• Written task
Please quote the material exactly, every line of it.

• Stored data

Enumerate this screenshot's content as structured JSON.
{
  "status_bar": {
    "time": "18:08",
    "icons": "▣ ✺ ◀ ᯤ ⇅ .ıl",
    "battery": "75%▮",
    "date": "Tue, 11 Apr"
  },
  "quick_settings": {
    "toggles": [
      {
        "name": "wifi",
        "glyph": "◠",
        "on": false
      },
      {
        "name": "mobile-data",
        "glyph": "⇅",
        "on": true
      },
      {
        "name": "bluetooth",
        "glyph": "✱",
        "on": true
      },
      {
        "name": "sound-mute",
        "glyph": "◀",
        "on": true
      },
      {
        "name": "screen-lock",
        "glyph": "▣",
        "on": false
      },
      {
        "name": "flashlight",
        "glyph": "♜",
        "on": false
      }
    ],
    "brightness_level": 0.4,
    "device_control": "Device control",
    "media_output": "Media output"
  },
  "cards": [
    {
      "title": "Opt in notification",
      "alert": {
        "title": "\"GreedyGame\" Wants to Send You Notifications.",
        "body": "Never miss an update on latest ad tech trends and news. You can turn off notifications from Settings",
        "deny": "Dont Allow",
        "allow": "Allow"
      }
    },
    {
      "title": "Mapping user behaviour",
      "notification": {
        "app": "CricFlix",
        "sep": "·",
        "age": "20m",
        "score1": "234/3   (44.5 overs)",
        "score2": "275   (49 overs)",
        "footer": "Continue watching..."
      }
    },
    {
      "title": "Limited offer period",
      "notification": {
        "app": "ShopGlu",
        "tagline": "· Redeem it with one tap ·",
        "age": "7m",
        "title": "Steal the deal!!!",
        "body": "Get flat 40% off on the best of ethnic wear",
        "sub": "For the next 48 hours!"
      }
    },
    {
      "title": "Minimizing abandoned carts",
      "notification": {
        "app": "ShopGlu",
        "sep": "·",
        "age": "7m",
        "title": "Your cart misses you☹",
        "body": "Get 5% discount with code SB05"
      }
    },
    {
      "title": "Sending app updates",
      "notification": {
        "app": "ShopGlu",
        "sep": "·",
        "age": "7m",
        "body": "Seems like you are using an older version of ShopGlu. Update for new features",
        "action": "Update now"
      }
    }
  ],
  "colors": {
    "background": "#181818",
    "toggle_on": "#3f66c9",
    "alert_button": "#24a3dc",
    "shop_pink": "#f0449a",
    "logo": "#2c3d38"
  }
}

• Answer to this problem
Enumerate this screenshot's content as structured JSON.
{
  "status_bar": {
    "time": "18:08",
    "icons": "▣ ✺ ◀ ᯤ ⇅ .ıl",
    "battery": "75%▮",
    "date": "Tue, 11 Apr"
  },
  "quick_settings": {
    "toggles": [
      {
        "name": "wifi",
        "glyph": "◠",
        "on": false
      },
      {
        "name": "mobile-data",
        "glyph": "⇅",
        "on": true
      },
      {
        "name": "bluetooth",
        "glyph": "✱",
        "on": true
      },
      {
        "name": "sound-mute",
        "glyph": "◀",
        "on": true
      },
      {
        "name": "screen-lock",
        "glyph": "▣",
        "on": false
      },
      {
        "name": "flashlight",
        "glyph": "♜",
        "on": false
      }
    ],
    "brightness_level": 0.4,
    "device_control": "Device control",
    "media_output": "Media output"
  },
  "cards": [
    {
      "title": "Opt in notification",
      "alert": {
        "title": "\"GreedyGame\" Wants to Send You Notifications.",
        "body": "Never miss an update on latest ad tech trends and news. You can turn off notifications from Settings",
        "deny": "Dont Allow",
        "allow": "Allow"
      }
    },
    {
      "title": "Mapping user behaviour",
      "notification": {
        "app": "CricFlix",
        "sep": "·",
        "age": "20m",
        "score1": "234/3   (44.5 overs)",
        "score2": "275   (49 overs)",
        "footer": "Continue watching..."
      }
    },
    {
      "title": "Limited offer period",
      "notification": {
        "app": "ShopGlu",
        "tagline": "· Redeem it with one tap ·",
        "age": "7m",
        "title": "Steal the deal!!!",
        "body": "Get flat 40% off on the best of ethnic wear",
        "sub": "For the next 48 hours!"
      }
    },
    {
      "title": "Minimizing abandoned carts",
      "notification": {
        "app": "ShopGlu",
        "sep": "·",
        "age": "7m",
        "title": "Your cart misses you☹",
        "body": "Get 5% discount with code SB05"
      }
    },
    {
      "title": "Sending app updates",
      "notification": {
        "app": "ShopGlu",
        "sep": "·",
        "age": "7m",
        "body": "Seems like you are using an older version of ShopGlu. Update for new features",
        "action": "Update now"
      }
    }
  ],
  "colors": {
    "background": "#181818",
    "toggle_on": "#3f66c9",
    "alert_button": "#24a3dc",
    "shop_pink": "#f0449a",
    "logo": "#2c3d38"
  }
}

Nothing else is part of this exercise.